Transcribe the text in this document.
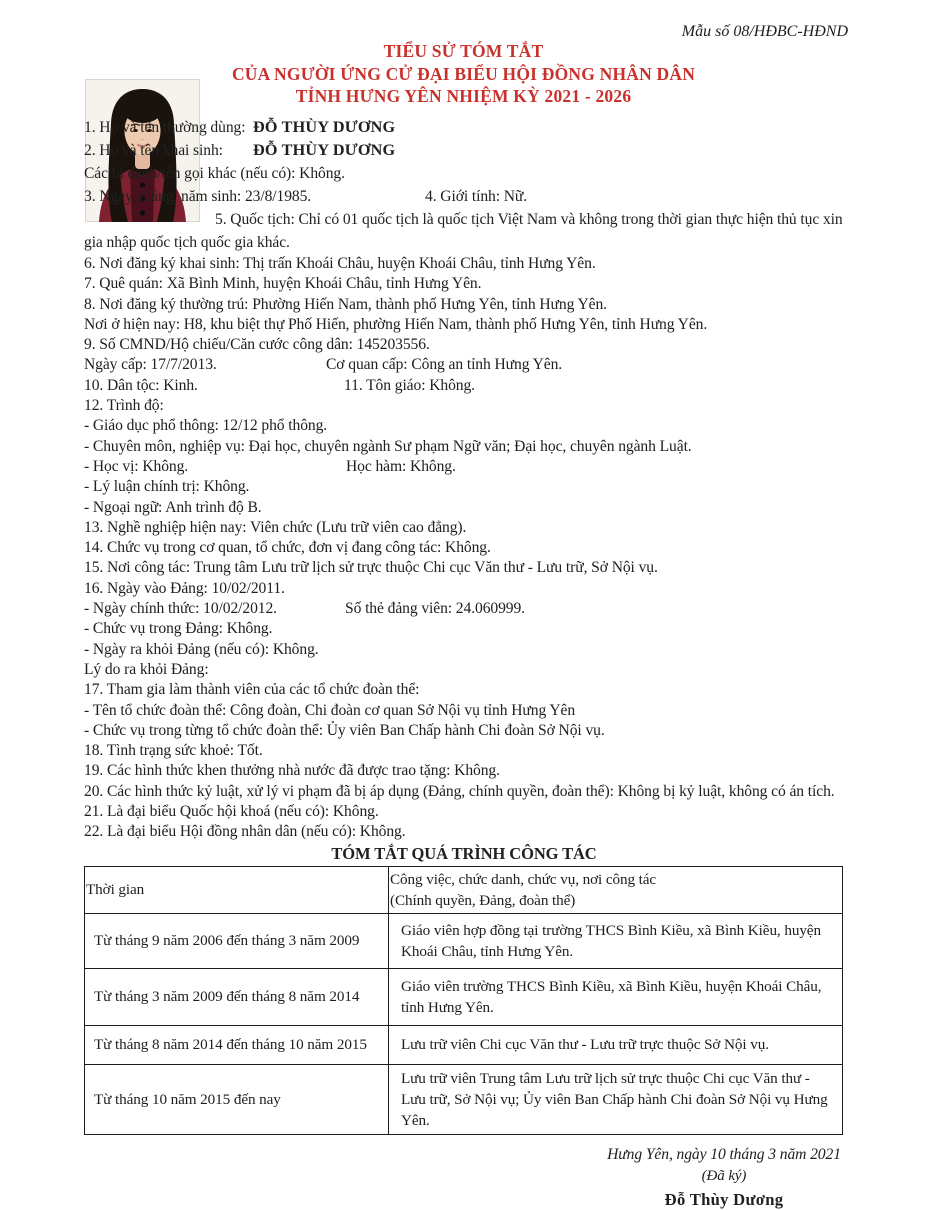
Mẫu số 08/HĐBC-HĐND
TIỂU SỬ TÓM TẮT
CỦA NGƯỜI ỨNG CỬ ĐẠI BIỂU HỘI ĐỒNG NHÂN DÂN
TỈNH HƯNG YÊN NHIỆM KỲ 2021 - 2026

1. Họ và tên thường dùng: ĐỖ THÙY DƯƠNG

2. Họ và tên khai sinh: ĐỖ THÙY DƯƠNG

Các bí danh/tên gọi khác (nếu có): Không.

3. Ngày, tháng, năm sinh: 23/8/1985.	4. Giới tính: Nữ.

5. Quốc tịch: Chỉ có 01 quốc tịch là quốc tịch Việt Nam và không trong thời gian thực hiện thủ tục xin gia nhập quốc tịch quốc gia khác.

6. Nơi đăng ký khai sinh: Thị trấn Khoái Châu, huyện Khoái Châu, tỉnh Hưng Yên.

7. Quê quán: Xã Bình Minh, huyện Khoái Châu, tỉnh Hưng Yên.

8. Nơi đăng ký thường trú: Phường Hiến Nam, thành phố Hưng Yên, tỉnh Hưng Yên.

Nơi ở hiện nay: H8, khu biệt thự Phố Hiến, phường Hiến Nam, thành phố Hưng Yên, tỉnh Hưng Yên.

9. Số CMND/Hộ chiếu/Căn cước công dân: 145203556.

Ngày cấp: 17/7/2013.	Cơ quan cấp: Công an tỉnh Hưng Yên.

10. Dân tộc: Kinh.	11. Tôn giáo: Không.

12. Trình độ:

- Giáo dục phổ thông: 12/12 phổ thông.

- Chuyên môn, nghiệp vụ: Đại học, chuyên ngành Sư phạm Ngữ văn; Đại học, chuyên ngành Luật.

- Học vị: Không.	Học hàm: Không.

- Lý luận chính trị: Không.

- Ngoại ngữ: Anh trình độ B.

13. Nghề nghiệp hiện nay: Viên chức (Lưu trữ viên cao đẳng).

14. Chức vụ trong cơ quan, tổ chức, đơn vị đang công tác: Không.

15. Nơi công tác: Trung tâm Lưu trữ lịch sử trực thuộc Chi cục Văn thư - Lưu trữ, Sở Nội vụ.

16. Ngày vào Đảng: 10/02/2011.

- Ngày chính thức: 10/02/2012.	Số thẻ đảng viên: 24.060999.

- Chức vụ trong Đảng: Không.

- Ngày ra khỏi Đảng (nếu có): Không.

Lý do ra khỏi Đảng:

17. Tham gia làm thành viên của các tổ chức đoàn thể:

- Tên tổ chức đoàn thể: Công đoàn, Chi đoàn cơ quan Sở Nội vụ tỉnh Hưng Yên

- Chức vụ trong từng tổ chức đoàn thể: Ủy viên Ban Chấp hành Chi đoàn Sở Nội vụ.

18. Tình trạng sức khoẻ: Tốt.

19. Các hình thức khen thưởng nhà nước đã được trao tặng: Không.

20. Các hình thức kỷ luật, xử lý vi phạm đã bị áp dụng (Đảng, chính quyền, đoàn thể): Không bị kỷ luật, không có án tích.

21. Là đại biểu Quốc hội khoá (nếu có): Không.

22. Là đại biểu Hội đồng nhân dân (nếu có): Không.

TÓM TẮT QUÁ TRÌNH CÔNG TÁC
Thời gian	Công việc, chức danh, chức vụ, nơi công tác
(Chính quyền, Đảng, đoàn thể)

Từ tháng 9 năm 2006 đến tháng 3 năm 2009	Giáo viên hợp đồng tại trường THCS Bình Kiều, xã Bình Kiều, huyện Khoái Châu, tỉnh Hưng Yên.
Từ tháng 3 năm 2009 đến tháng 8 năm 2014	Giáo viên trường THCS Bình Kiều, xã Bình Kiều, huyện Khoái Châu, tỉnh Hưng Yên.
Từ tháng 8 năm 2014 đến tháng 10 năm 2015	Lưu trữ viên Chi cục Văn thư - Lưu trữ trực thuộc Sở Nội vụ.
Từ tháng 10 năm 2015 đến nay	Lưu trữ viên Trung tâm Lưu trữ lịch sử trực thuộc Chi cục Văn thư - Lưu trữ, Sở Nội vụ; Ủy viên Ban Chấp hành Chi đoàn Sở Nội vụ Hưng Yên.
Hưng Yên, ngày 10 tháng 3 năm 2021
(Đã ký)
Đỗ Thùy Dương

#### [Task to complete]
Looking at the entries above, how many lines contain the word "Chấp"? Answer with the number alone.

#### [Solved exercise]
2